Task details: Every line containing the word "this" needs to be found and copied.

Provided material:
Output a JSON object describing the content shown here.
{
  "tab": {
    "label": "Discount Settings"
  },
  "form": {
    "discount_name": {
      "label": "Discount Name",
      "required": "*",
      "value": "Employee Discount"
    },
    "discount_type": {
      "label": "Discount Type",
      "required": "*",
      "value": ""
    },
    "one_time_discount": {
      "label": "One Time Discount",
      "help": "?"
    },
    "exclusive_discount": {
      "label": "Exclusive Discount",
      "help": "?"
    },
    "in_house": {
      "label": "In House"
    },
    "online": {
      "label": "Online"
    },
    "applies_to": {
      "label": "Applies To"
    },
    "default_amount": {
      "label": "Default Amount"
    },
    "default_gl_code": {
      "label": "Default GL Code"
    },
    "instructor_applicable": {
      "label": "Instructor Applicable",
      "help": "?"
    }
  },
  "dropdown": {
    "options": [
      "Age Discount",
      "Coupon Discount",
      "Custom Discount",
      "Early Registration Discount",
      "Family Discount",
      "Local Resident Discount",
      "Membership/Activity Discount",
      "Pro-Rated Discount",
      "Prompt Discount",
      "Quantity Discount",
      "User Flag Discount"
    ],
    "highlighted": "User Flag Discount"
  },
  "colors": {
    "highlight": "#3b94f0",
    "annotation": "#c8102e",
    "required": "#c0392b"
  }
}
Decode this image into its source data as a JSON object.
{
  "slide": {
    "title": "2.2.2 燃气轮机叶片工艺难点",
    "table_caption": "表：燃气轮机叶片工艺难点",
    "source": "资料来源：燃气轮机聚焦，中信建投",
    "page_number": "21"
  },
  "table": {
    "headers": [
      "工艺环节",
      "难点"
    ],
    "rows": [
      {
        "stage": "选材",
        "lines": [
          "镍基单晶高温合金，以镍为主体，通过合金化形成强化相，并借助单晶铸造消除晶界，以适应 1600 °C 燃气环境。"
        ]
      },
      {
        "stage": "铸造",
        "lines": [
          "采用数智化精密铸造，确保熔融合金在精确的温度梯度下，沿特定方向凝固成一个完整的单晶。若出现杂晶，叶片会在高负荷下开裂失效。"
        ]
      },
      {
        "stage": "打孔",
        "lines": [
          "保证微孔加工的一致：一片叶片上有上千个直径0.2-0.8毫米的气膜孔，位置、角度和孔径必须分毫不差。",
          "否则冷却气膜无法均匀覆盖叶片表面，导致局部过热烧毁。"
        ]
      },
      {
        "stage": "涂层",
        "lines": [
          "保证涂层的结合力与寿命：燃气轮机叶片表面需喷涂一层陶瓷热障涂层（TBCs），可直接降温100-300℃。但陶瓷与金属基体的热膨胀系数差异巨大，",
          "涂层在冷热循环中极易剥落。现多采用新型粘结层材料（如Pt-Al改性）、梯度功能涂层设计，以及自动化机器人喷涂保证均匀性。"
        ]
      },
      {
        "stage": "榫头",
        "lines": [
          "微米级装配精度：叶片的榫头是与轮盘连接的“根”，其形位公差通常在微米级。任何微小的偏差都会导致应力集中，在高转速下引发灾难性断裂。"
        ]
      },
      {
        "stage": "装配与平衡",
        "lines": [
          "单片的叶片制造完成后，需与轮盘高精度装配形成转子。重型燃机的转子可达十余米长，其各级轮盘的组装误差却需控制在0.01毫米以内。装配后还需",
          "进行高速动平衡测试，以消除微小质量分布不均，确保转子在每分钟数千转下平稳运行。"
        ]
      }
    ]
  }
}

==

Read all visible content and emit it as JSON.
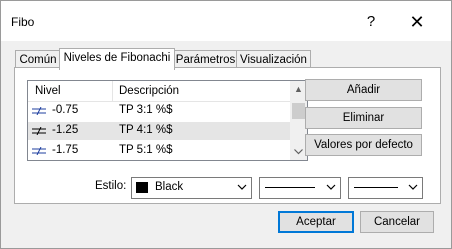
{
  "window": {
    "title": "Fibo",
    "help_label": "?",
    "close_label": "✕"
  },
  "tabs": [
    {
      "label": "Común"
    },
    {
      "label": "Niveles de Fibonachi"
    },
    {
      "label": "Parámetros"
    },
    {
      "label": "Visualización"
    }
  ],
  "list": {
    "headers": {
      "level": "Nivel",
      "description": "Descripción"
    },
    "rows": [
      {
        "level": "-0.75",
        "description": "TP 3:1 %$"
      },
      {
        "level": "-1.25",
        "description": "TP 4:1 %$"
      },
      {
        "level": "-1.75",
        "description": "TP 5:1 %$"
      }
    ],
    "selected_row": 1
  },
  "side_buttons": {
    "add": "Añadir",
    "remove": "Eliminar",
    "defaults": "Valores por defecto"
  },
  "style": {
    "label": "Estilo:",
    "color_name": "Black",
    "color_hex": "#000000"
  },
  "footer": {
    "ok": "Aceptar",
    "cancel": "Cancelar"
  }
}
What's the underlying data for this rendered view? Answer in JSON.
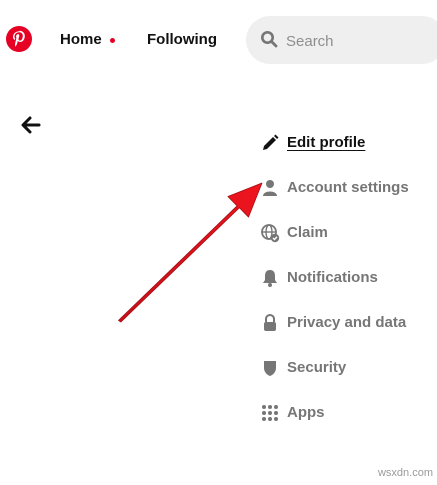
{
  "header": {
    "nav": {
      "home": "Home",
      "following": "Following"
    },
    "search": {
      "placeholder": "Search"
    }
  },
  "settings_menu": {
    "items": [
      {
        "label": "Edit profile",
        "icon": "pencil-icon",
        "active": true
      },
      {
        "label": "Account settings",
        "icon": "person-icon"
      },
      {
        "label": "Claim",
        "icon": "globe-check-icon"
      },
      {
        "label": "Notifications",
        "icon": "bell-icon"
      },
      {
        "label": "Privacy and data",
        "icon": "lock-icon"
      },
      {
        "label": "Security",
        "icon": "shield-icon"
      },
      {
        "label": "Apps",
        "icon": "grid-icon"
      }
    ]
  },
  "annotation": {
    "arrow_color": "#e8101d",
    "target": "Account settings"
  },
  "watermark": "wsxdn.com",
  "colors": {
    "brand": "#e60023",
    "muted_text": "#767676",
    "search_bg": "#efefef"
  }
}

Response:
Decode this image into its source data as a JSON object.
What's the underlying data for this rendered view? Answer in JSON.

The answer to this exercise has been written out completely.